Copy each line below in which the word "поддержки" occurs.
— START Data shown —
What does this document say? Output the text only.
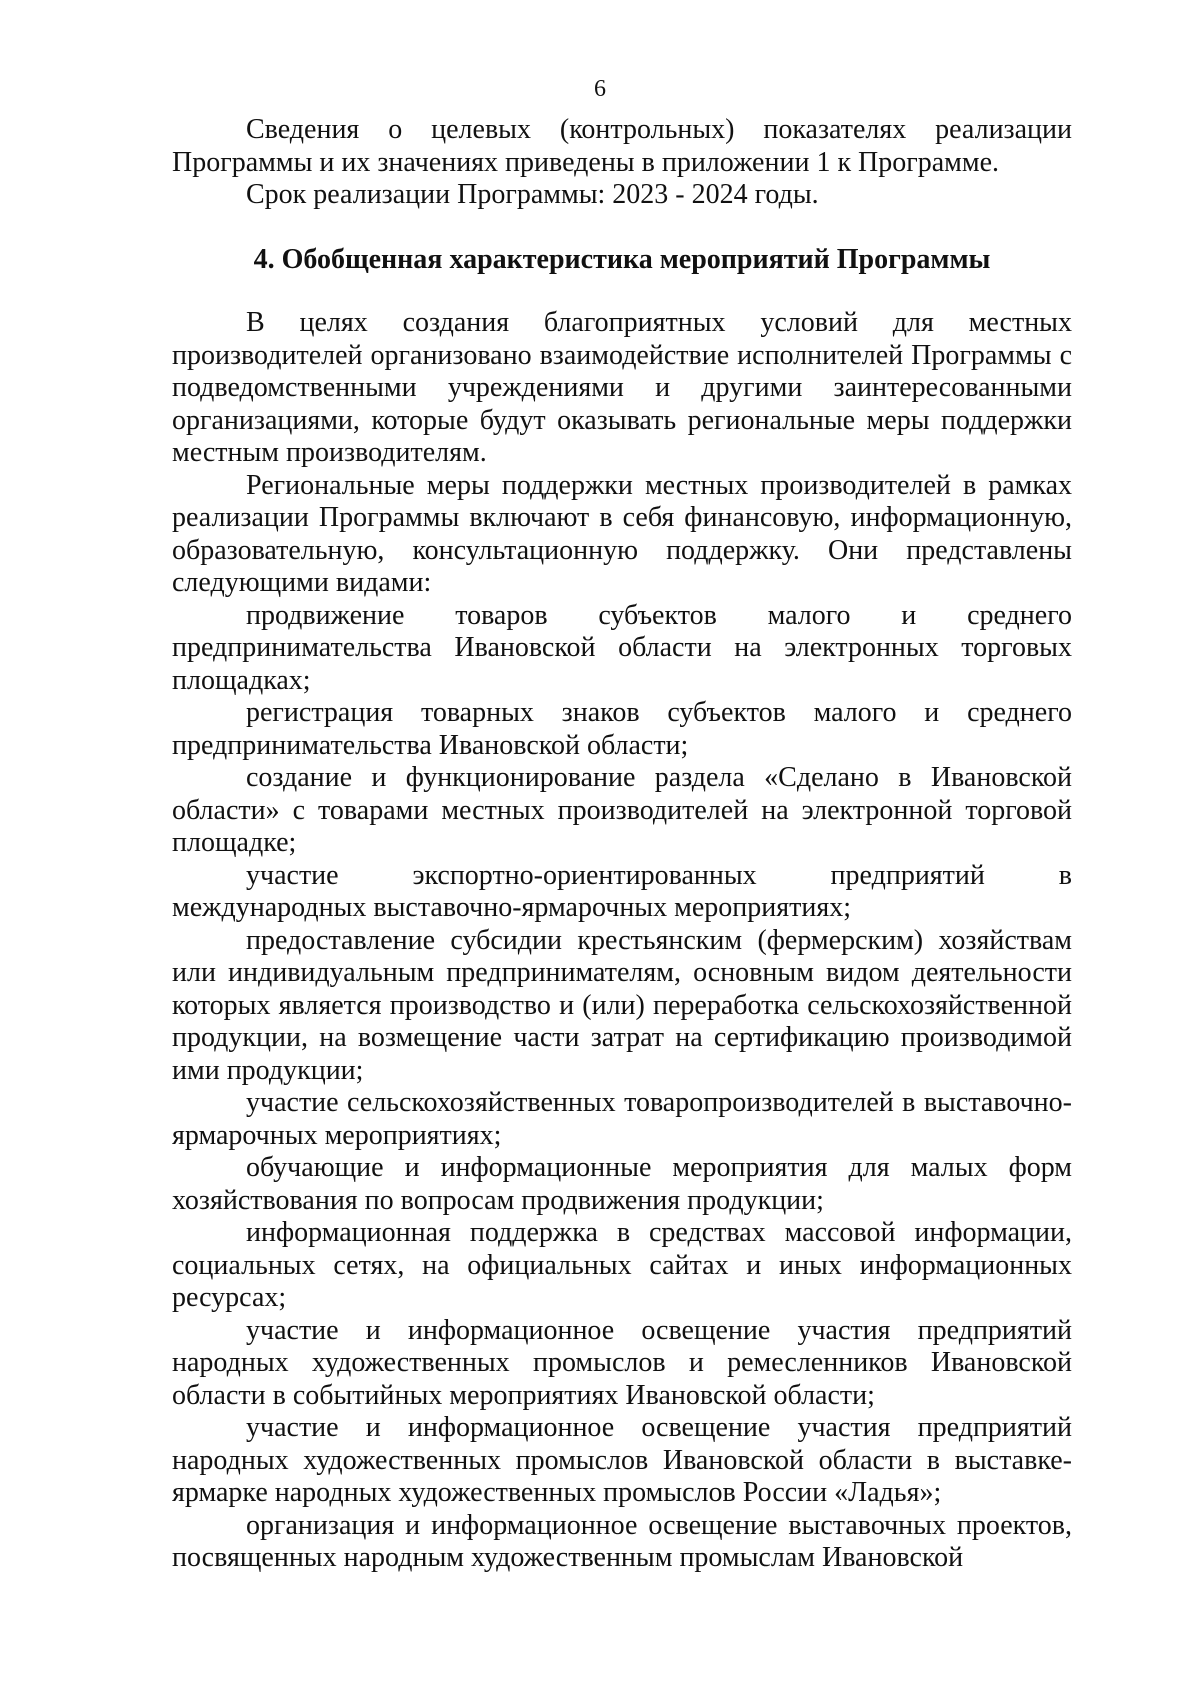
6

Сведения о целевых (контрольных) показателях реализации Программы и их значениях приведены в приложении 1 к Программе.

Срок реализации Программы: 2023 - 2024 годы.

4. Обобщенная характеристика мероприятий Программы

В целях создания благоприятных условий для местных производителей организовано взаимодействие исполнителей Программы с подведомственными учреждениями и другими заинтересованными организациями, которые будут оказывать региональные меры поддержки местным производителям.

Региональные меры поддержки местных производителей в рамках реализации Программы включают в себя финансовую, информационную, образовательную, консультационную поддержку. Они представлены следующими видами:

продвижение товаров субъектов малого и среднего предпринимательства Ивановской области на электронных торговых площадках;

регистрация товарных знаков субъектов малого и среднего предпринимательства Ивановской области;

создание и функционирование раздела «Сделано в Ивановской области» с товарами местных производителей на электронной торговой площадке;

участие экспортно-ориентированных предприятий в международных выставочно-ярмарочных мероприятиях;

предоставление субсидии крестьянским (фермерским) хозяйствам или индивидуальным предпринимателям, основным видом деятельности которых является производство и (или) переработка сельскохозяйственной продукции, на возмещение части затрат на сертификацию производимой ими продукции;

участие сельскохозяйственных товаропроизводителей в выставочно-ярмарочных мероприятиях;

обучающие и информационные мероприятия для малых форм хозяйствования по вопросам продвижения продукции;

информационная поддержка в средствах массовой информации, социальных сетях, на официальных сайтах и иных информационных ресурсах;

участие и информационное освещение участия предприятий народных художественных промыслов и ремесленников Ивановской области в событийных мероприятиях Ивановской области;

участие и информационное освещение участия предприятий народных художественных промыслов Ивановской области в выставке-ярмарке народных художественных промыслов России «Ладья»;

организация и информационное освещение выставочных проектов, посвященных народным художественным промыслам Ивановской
— END Data shown —
## [Solution]
В целях создания благоприятных условий для местных производителей организовано взаимодействие исполнителей Программы с подведомственными учреждениями и другими заинтересованными организациями, которые будут оказывать региональные меры поддержки местным производителям.
Региональные меры поддержки местных производителей в рамках реализации Программы включают в себя финансовую, информационную, образовательную, консультационную поддержку. Они представлены следующими видами:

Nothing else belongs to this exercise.